**The task:** Each record below should be output verbatim, without pictures.

**Raw data:**
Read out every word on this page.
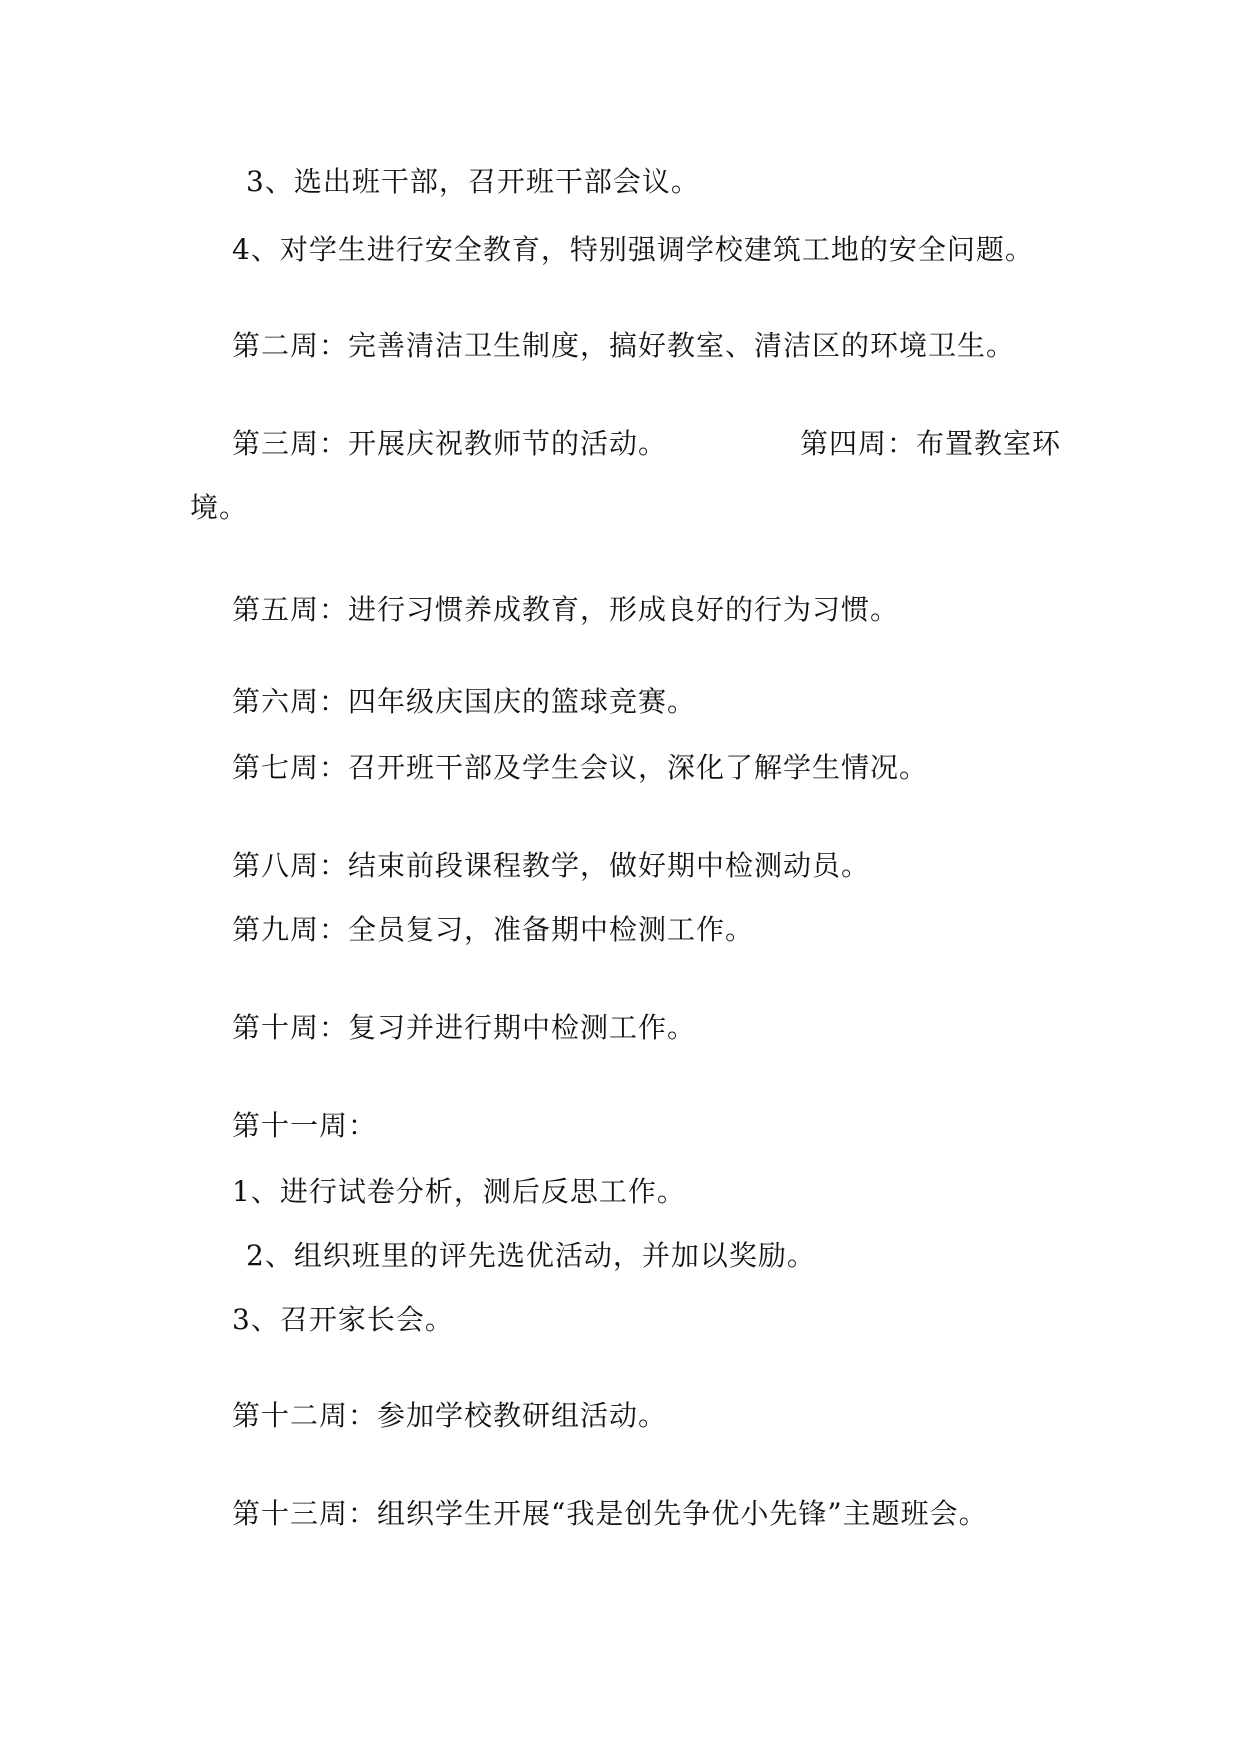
3、选出班干部，召开班干部会议。

4、对学生进行安全教育，特别强调学校建筑工地的安全问题。

第二周：完善清洁卫生制度，搞好教室、清洁区的环境卫生。

第三周：开展庆祝教师节的活动。	第四周：布置教室环

境。

第五周：进行习惯养成教育，形成良好的行为习惯。

第六周：四年级庆国庆的篮球竞赛。

第七周：召开班干部及学生会议，深化了解学生情况。

第八周：结束前段课程教学，做好期中检测动员。

第九周：全员复习，准备期中检测工作。

第十周：复习并进行期中检测工作。

第十一周：

1、进行试卷分析，测后反思工作。

2、组织班里的评先选优活动，并加以奖励。

3、召开家长会。

第十二周：参加学校教研组活动。

第十三周：组织学生开展“我是创先争优小先锋”主题班会。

**Solution to this problem:**
Read out every word on this page.
3、选出班干部，召开班干部会议。

4、对学生进行安全教育，特别强调学校建筑工地的安全问题。

第二周：完善清洁卫生制度，搞好教室、清洁区的环境卫生。

第三周：开展庆祝教师节的活动。	第四周：布置教室环

境。

第五周：进行习惯养成教育，形成良好的行为习惯。

第六周：四年级庆国庆的篮球竞赛。

第七周：召开班干部及学生会议，深化了解学生情况。

第八周：结束前段课程教学，做好期中检测动员。

第九周：全员复习，准备期中检测工作。

第十周：复习并进行期中检测工作。

第十一周：

1、进行试卷分析，测后反思工作。

2、组织班里的评先选优活动，并加以奖励。

3、召开家长会。

第十二周：参加学校教研组活动。

第十三周：组织学生开展“我是创先争优小先锋”主题班会。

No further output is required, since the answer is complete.